Written instruction: Restate the whole listing exactly.

Entries provided:
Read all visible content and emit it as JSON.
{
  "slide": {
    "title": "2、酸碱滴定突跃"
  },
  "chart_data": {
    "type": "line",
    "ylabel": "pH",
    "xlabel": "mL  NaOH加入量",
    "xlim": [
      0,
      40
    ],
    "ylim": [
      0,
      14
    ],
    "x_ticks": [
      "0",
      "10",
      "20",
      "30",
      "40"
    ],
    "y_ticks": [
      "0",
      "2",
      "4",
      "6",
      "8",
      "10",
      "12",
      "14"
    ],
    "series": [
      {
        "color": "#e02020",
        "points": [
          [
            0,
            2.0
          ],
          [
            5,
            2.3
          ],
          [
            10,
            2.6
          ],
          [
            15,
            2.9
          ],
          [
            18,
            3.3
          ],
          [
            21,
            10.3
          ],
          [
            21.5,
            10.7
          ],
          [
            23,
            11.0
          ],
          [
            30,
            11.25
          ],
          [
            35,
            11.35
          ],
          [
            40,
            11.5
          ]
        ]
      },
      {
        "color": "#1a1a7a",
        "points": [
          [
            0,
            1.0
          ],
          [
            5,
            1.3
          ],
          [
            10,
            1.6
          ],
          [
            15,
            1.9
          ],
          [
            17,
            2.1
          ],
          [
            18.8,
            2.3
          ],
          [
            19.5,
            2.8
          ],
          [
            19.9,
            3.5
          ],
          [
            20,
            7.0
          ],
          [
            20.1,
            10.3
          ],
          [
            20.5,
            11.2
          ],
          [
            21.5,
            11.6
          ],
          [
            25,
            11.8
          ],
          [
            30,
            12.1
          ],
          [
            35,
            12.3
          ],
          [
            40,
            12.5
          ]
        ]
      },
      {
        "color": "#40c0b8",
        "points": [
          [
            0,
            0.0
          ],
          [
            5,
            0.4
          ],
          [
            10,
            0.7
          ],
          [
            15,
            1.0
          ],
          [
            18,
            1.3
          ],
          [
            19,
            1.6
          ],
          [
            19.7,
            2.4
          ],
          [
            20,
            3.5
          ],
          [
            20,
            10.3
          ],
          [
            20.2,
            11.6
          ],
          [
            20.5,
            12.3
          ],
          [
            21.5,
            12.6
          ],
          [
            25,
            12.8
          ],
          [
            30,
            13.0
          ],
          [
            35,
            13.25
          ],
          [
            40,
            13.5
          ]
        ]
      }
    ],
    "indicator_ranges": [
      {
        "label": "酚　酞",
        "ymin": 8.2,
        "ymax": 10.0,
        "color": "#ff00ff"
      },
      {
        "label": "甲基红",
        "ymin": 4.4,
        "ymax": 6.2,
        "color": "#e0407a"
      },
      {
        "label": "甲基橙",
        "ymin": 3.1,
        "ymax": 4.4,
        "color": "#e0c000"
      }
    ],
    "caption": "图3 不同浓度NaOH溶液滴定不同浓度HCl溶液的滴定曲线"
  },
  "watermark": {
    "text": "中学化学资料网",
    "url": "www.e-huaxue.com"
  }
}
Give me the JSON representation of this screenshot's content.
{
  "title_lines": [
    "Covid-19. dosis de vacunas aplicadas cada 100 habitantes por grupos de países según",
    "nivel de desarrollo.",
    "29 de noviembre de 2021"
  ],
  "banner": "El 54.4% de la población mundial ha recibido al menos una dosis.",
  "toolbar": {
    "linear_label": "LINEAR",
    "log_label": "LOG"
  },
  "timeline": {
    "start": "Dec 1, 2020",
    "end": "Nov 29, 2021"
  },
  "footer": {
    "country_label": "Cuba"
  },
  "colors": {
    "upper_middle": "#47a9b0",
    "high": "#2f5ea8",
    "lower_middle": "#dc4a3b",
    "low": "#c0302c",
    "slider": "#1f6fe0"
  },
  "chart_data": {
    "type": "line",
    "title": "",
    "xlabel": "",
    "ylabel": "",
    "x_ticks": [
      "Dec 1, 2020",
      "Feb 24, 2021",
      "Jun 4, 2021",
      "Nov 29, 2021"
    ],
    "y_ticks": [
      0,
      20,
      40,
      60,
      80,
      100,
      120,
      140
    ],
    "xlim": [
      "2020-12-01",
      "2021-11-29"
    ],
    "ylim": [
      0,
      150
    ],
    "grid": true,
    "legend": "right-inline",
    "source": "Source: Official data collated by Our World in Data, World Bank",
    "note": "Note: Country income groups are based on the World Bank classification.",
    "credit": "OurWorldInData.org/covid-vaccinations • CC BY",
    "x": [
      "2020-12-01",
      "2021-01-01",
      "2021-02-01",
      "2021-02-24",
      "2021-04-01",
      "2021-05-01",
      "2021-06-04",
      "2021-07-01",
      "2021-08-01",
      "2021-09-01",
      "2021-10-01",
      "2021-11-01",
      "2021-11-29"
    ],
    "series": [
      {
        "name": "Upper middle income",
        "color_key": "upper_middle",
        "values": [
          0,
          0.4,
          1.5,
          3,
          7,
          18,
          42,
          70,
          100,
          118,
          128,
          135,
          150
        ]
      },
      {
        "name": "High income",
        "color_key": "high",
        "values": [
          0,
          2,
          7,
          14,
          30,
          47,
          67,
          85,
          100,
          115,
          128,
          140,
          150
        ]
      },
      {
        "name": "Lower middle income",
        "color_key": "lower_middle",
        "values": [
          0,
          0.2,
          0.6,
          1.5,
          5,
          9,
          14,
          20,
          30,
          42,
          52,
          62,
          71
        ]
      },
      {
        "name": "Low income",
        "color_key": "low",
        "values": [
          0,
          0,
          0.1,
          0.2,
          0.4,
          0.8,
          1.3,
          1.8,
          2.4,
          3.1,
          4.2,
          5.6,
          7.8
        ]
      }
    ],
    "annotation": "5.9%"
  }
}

Written response:
Read all visible content and emit it as JSON.
{
  "slide": {
    "title": "2、酸碱滴定突跃"
  },
  "chart_data": {
    "type": "line",
    "ylabel": "pH",
    "xlabel": "mL  NaOH加入量",
    "xlim": [
      0,
      40
    ],
    "ylim": [
      0,
      14
    ],
    "x_ticks": [
      "0",
      "10",
      "20",
      "30",
      "40"
    ],
    "y_ticks": [
      "0",
      "2",
      "4",
      "6",
      "8",
      "10",
      "12",
      "14"
    ],
    "series": [
      {
        "color": "#e02020",
        "points": [
          [
            0,
            2.0
          ],
          [
            5,
            2.3
          ],
          [
            10,
            2.6
          ],
          [
            15,
            2.9
          ],
          [
            18,
            3.3
          ],
          [
            21,
            10.3
          ],
          [
            21.5,
            10.7
          ],
          [
            23,
            11.0
          ],
          [
            30,
            11.25
          ],
          [
            35,
            11.35
          ],
          [
            40,
            11.5
          ]
        ]
      },
      {
        "color": "#1a1a7a",
        "points": [
          [
            0,
            1.0
          ],
          [
            5,
            1.3
          ],
          [
            10,
            1.6
          ],
          [
            15,
            1.9
          ],
          [
            17,
            2.1
          ],
          [
            18.8,
            2.3
          ],
          [
            19.5,
            2.8
          ],
          [
            19.9,
            3.5
          ],
          [
            20,
            7.0
          ],
          [
            20.1,
            10.3
          ],
          [
            20.5,
            11.2
          ],
          [
            21.5,
            11.6
          ],
          [
            25,
            11.8
          ],
          [
            30,
            12.1
          ],
          [
            35,
            12.3
          ],
          [
            40,
            12.5
          ]
        ]
      },
      {
        "color": "#40c0b8",
        "points": [
          [
            0,
            0.0
          ],
          [
            5,
            0.4
          ],
          [
            10,
            0.7
          ],
          [
            15,
            1.0
          ],
          [
            18,
            1.3
          ],
          [
            19,
            1.6
          ],
          [
            19.7,
            2.4
          ],
          [
            20,
            3.5
          ],
          [
            20,
            10.3
          ],
          [
            20.2,
            11.6
          ],
          [
            20.5,
            12.3
          ],
          [
            21.5,
            12.6
          ],
          [
            25,
            12.8
          ],
          [
            30,
            13.0
          ],
          [
            35,
            13.25
          ],
          [
            40,
            13.5
          ]
        ]
      }
    ],
    "indicator_ranges": [
      {
        "label": "酚　酞",
        "ymin": 8.2,
        "ymax": 10.0,
        "color": "#ff00ff"
      },
      {
        "label": "甲基红",
        "ymin": 4.4,
        "ymax": 6.2,
        "color": "#e0407a"
      },
      {
        "label": "甲基橙",
        "ymin": 3.1,
        "ymax": 4.4,
        "color": "#e0c000"
      }
    ],
    "caption": "图3 不同浓度NaOH溶液滴定不同浓度HCl溶液的滴定曲线"
  },
  "watermark": {
    "text": "中学化学资料网",
    "url": "www.e-huaxue.com"
  }
}
Give me the JSON representation of this screenshot's content.
{
  "title_lines": [
    "Covid-19. dosis de vacunas aplicadas cada 100 habitantes por grupos de países según",
    "nivel de desarrollo.",
    "29 de noviembre de 2021"
  ],
  "banner": "El 54.4% de la población mundial ha recibido al menos una dosis.",
  "toolbar": {
    "linear_label": "LINEAR",
    "log_label": "LOG"
  },
  "timeline": {
    "start": "Dec 1, 2020",
    "end": "Nov 29, 2021"
  },
  "footer": {
    "country_label": "Cuba"
  },
  "colors": {
    "upper_middle": "#47a9b0",
    "high": "#2f5ea8",
    "lower_middle": "#dc4a3b",
    "low": "#c0302c",
    "slider": "#1f6fe0"
  },
  "chart_data": {
    "type": "line",
    "title": "",
    "xlabel": "",
    "ylabel": "",
    "x_ticks": [
      "Dec 1, 2020",
      "Feb 24, 2021",
      "Jun 4, 2021",
      "Nov 29, 2021"
    ],
    "y_ticks": [
      0,
      20,
      40,
      60,
      80,
      100,
      120,
      140
    ],
    "xlim": [
      "2020-12-01",
      "2021-11-29"
    ],
    "ylim": [
      0,
      150
    ],
    "grid": true,
    "legend": "right-inline",
    "source": "Source: Official data collated by Our World in Data, World Bank",
    "note": "Note: Country income groups are based on the World Bank classification.",
    "credit": "OurWorldInData.org/covid-vaccinations • CC BY",
    "x": [
      "2020-12-01",
      "2021-01-01",
      "2021-02-01",
      "2021-02-24",
      "2021-04-01",
      "2021-05-01",
      "2021-06-04",
      "2021-07-01",
      "2021-08-01",
      "2021-09-01",
      "2021-10-01",
      "2021-11-01",
      "2021-11-29"
    ],
    "series": [
      {
        "name": "Upper middle income",
        "color_key": "upper_middle",
        "values": [
          0,
          0.4,
          1.5,
          3,
          7,
          18,
          42,
          70,
          100,
          118,
          128,
          135,
          150
        ]
      },
      {
        "name": "High income",
        "color_key": "high",
        "values": [
          0,
          2,
          7,
          14,
          30,
          47,
          67,
          85,
          100,
          115,
          128,
          140,
          150
        ]
      },
      {
        "name": "Lower middle income",
        "color_key": "lower_middle",
        "values": [
          0,
          0.2,
          0.6,
          1.5,
          5,
          9,
          14,
          20,
          30,
          42,
          52,
          62,
          71
        ]
      },
      {
        "name": "Low income",
        "color_key": "low",
        "values": [
          0,
          0,
          0.1,
          0.2,
          0.4,
          0.8,
          1.3,
          1.8,
          2.4,
          3.1,
          4.2,
          5.6,
          7.8
        ]
      }
    ],
    "annotation": "5.9%"
  }
}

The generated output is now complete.